--- start of Extracted entries ---

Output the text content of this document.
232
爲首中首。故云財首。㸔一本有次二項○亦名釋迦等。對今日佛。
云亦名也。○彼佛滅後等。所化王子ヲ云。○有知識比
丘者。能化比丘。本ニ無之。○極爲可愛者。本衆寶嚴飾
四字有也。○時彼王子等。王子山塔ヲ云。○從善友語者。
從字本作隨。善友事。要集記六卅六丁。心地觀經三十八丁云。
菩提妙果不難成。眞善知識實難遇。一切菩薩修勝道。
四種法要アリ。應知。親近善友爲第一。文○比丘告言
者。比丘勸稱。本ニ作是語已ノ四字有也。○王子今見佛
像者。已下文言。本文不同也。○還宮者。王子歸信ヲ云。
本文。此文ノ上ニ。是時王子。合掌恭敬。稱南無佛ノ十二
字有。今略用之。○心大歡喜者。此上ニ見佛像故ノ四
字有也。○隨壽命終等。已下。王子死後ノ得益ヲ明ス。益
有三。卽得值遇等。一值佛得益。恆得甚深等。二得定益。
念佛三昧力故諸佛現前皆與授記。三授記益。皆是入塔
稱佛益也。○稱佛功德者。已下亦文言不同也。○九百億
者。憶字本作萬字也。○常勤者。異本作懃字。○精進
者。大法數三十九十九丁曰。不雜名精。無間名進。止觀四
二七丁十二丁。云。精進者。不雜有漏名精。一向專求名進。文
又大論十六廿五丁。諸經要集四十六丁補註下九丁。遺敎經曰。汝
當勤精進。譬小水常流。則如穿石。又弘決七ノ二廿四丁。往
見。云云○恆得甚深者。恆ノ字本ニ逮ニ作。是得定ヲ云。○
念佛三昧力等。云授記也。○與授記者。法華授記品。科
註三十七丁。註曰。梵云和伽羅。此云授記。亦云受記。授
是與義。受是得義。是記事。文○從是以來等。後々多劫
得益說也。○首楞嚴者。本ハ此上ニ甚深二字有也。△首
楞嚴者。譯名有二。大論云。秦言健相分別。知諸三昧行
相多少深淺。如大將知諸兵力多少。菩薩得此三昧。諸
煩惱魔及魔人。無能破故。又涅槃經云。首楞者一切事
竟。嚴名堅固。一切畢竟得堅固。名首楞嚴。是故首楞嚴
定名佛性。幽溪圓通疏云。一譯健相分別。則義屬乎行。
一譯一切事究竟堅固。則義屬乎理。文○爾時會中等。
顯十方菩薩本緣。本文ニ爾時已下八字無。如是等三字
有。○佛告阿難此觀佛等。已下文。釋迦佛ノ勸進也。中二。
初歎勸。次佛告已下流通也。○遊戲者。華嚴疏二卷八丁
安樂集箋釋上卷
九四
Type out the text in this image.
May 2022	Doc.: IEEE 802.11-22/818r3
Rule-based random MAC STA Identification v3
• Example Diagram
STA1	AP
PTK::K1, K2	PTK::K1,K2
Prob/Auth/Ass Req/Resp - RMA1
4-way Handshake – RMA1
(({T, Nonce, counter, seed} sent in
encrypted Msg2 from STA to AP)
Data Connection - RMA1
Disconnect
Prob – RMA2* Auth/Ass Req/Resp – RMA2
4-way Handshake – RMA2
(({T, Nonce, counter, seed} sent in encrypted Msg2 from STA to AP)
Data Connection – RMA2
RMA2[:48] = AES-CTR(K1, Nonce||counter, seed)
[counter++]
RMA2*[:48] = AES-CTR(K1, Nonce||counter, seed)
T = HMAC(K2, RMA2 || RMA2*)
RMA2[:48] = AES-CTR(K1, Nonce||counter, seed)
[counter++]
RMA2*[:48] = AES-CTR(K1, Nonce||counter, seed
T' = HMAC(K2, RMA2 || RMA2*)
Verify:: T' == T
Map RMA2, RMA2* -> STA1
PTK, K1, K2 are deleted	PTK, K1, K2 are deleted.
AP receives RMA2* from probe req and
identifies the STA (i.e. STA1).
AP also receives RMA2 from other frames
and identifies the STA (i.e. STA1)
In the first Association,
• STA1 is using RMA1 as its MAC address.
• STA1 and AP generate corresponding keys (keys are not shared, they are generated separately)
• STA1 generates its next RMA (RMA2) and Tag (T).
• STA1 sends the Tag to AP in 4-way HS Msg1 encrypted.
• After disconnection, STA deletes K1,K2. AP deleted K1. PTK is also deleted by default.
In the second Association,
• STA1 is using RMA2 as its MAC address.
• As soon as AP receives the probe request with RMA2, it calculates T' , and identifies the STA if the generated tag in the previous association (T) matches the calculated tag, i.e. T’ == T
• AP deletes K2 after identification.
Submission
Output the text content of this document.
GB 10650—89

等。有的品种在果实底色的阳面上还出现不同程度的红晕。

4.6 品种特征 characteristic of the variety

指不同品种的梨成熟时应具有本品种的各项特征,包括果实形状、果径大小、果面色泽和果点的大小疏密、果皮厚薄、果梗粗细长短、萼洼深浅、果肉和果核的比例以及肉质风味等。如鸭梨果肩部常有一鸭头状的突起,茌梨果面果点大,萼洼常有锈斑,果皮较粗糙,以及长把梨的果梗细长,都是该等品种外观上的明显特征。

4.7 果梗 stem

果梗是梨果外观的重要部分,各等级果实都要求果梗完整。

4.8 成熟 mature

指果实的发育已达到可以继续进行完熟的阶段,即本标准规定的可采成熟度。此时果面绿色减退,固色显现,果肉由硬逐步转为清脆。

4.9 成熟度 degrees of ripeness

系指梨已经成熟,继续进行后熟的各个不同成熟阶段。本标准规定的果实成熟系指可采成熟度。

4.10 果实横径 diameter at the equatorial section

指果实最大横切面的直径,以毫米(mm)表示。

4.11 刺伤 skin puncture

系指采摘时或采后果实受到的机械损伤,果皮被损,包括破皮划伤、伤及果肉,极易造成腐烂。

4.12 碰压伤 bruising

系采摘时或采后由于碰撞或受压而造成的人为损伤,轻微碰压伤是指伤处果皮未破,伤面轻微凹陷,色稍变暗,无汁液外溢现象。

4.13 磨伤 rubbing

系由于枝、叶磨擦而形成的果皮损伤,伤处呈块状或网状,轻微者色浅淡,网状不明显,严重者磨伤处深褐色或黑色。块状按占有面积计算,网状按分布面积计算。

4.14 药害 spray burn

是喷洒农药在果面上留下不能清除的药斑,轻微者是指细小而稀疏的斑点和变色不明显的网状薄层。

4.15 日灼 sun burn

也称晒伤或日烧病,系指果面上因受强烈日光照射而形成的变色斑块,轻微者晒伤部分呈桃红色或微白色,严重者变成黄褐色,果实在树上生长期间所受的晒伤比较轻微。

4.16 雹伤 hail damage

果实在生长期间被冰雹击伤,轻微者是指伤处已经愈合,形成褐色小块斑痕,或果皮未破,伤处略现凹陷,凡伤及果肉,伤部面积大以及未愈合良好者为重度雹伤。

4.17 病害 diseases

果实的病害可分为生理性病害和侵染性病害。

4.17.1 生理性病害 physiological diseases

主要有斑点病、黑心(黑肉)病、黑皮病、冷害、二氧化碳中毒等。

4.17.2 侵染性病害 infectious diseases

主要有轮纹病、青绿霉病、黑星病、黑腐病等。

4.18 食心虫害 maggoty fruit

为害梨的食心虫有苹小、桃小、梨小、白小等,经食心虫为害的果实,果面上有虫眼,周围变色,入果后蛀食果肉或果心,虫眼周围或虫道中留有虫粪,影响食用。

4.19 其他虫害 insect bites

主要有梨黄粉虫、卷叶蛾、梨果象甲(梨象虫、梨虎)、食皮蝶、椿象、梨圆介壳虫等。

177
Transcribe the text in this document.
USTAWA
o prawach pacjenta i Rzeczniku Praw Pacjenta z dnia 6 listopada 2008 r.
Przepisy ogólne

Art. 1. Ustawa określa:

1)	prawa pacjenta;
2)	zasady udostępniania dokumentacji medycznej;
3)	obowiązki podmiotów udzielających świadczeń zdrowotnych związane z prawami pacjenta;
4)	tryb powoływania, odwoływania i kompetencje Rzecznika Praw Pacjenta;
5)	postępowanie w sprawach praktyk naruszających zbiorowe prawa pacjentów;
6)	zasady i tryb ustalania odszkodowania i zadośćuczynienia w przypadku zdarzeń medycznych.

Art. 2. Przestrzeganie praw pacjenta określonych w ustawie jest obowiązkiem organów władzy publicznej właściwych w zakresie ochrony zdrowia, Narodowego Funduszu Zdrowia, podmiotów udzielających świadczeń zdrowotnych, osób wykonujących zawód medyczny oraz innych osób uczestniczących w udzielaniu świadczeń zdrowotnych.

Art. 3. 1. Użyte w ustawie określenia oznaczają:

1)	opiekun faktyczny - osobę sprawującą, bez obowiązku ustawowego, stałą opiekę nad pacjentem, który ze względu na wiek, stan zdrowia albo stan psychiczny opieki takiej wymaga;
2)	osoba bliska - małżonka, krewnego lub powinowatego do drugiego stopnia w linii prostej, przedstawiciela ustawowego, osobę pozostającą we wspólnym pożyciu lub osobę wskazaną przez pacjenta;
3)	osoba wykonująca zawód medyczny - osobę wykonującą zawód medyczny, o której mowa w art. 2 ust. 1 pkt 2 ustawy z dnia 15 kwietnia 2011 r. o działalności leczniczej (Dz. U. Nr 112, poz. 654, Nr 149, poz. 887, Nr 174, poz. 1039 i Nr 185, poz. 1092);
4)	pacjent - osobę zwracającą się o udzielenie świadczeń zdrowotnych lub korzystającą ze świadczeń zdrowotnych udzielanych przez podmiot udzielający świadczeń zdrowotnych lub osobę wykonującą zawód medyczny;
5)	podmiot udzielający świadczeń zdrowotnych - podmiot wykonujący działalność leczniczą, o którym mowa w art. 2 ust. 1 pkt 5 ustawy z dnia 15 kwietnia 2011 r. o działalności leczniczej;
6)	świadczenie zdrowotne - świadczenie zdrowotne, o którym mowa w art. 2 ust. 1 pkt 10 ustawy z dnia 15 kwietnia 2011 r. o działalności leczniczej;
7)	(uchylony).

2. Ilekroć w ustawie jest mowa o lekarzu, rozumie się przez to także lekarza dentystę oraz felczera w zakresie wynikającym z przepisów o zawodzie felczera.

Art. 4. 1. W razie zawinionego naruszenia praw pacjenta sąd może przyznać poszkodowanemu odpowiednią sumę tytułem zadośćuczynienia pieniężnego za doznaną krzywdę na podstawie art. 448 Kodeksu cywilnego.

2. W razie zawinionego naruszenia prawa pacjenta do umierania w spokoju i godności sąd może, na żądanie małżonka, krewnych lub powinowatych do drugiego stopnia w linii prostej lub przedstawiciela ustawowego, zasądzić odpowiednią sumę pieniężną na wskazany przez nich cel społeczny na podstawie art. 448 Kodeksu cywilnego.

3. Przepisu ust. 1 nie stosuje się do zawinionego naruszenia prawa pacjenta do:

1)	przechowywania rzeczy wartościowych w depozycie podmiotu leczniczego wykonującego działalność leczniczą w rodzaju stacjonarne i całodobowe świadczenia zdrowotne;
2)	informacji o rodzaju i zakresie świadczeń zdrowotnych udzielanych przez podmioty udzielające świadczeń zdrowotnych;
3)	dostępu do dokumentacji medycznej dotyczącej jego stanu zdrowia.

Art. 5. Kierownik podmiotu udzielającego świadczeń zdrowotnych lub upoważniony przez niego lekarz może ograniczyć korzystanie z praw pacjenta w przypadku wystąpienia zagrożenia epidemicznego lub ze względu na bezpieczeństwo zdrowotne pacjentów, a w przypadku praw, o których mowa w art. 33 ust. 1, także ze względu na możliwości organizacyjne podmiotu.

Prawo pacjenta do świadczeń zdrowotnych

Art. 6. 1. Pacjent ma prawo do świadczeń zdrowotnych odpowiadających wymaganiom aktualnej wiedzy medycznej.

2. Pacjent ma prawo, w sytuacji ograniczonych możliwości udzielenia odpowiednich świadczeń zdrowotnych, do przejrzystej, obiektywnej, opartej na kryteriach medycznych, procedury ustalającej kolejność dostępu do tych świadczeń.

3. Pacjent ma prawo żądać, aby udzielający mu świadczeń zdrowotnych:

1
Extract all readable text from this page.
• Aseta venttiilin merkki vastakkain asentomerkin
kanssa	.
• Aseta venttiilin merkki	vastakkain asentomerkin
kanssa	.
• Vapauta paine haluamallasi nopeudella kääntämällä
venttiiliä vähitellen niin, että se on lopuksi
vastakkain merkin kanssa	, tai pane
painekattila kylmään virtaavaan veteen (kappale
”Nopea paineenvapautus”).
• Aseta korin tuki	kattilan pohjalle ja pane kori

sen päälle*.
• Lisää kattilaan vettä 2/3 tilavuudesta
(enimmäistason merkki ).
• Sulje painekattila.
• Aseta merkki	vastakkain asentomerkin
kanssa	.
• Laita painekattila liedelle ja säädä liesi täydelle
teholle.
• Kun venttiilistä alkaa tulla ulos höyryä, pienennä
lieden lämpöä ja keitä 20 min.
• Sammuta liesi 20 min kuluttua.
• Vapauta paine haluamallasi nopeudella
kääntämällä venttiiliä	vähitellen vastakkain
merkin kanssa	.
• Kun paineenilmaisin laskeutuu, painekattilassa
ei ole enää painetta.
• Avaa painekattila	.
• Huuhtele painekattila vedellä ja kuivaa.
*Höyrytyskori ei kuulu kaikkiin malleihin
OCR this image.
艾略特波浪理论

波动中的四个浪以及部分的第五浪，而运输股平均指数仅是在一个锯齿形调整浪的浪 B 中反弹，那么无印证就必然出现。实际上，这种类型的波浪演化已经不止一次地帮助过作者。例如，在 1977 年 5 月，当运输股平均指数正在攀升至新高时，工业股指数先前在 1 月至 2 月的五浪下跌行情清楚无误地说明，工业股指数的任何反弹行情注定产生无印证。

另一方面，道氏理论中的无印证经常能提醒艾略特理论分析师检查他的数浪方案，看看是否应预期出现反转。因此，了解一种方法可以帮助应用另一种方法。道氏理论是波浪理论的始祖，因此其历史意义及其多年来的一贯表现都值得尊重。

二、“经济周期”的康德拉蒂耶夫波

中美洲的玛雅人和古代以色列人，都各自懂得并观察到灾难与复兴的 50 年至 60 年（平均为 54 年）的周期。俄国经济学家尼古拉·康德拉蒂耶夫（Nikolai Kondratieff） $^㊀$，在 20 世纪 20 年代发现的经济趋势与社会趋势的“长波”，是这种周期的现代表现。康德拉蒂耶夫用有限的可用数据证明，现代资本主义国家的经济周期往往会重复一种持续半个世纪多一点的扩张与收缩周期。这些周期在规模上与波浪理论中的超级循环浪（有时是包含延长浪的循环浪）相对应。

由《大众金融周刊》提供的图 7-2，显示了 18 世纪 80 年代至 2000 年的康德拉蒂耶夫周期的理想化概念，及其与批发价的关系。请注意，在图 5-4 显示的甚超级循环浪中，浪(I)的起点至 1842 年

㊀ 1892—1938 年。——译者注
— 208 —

--- end of Extracted entries ---

▸ Aim of the task: Give nothing but the number of lines containing the string "Data".

▸ Response to this task: 2